## Your task
Keep only the lines of the listing that include the word "acompanhada", and copy them.

** Begin **

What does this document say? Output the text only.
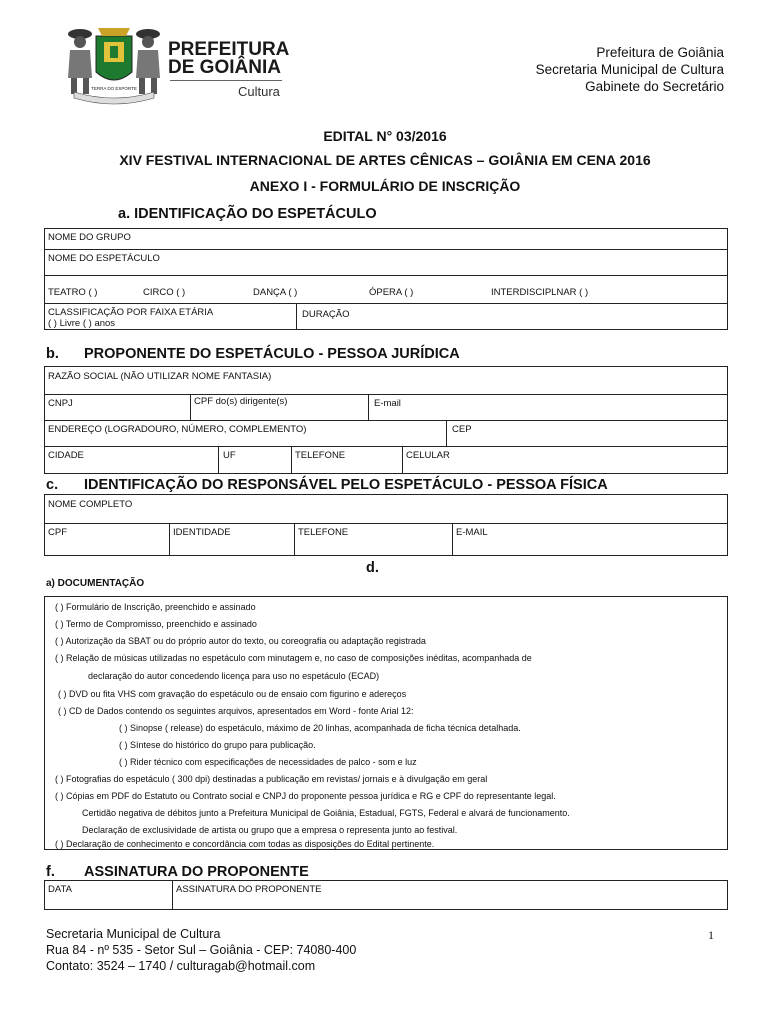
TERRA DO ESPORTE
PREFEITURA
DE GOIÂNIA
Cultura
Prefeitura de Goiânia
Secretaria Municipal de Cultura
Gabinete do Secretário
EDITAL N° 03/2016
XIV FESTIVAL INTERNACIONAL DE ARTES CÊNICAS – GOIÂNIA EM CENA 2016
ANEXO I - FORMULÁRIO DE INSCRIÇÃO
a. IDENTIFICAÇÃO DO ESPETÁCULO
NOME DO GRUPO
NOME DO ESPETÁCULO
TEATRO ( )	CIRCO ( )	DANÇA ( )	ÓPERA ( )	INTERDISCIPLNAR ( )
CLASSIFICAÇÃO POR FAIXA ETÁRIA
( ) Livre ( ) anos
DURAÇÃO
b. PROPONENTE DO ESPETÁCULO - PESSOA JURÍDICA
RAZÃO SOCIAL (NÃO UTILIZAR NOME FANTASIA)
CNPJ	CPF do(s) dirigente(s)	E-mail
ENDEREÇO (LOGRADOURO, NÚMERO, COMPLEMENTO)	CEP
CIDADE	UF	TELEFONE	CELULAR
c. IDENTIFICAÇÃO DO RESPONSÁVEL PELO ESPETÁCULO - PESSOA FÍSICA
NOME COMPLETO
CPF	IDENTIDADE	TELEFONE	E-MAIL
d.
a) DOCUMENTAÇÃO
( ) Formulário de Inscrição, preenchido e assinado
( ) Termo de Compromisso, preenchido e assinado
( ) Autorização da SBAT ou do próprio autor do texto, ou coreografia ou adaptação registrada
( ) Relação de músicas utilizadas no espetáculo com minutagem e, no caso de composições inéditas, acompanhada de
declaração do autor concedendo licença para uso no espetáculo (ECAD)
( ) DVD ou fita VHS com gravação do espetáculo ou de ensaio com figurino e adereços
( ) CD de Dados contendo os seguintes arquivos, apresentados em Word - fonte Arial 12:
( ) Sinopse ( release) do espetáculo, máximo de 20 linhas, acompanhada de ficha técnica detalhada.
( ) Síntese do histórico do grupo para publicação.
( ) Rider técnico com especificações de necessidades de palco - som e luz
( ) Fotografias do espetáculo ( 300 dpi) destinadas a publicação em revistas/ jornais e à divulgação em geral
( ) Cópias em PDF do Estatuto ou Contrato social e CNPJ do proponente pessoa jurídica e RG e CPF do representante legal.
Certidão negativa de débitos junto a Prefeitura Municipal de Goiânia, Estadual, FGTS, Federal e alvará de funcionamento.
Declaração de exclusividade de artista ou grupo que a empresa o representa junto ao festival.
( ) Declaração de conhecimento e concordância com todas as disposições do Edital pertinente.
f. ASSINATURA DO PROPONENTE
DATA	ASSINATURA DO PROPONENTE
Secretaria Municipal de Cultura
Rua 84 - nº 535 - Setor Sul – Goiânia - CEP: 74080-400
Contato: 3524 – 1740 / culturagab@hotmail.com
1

** End **

## Complete response
( ) Relação de músicas utilizadas no espetáculo com minutagem e, no caso de composições inéditas, acompanhada de
( ) Sinopse ( release) do espetáculo, máximo de 20 linhas, acompanhada de ficha técnica detalhada.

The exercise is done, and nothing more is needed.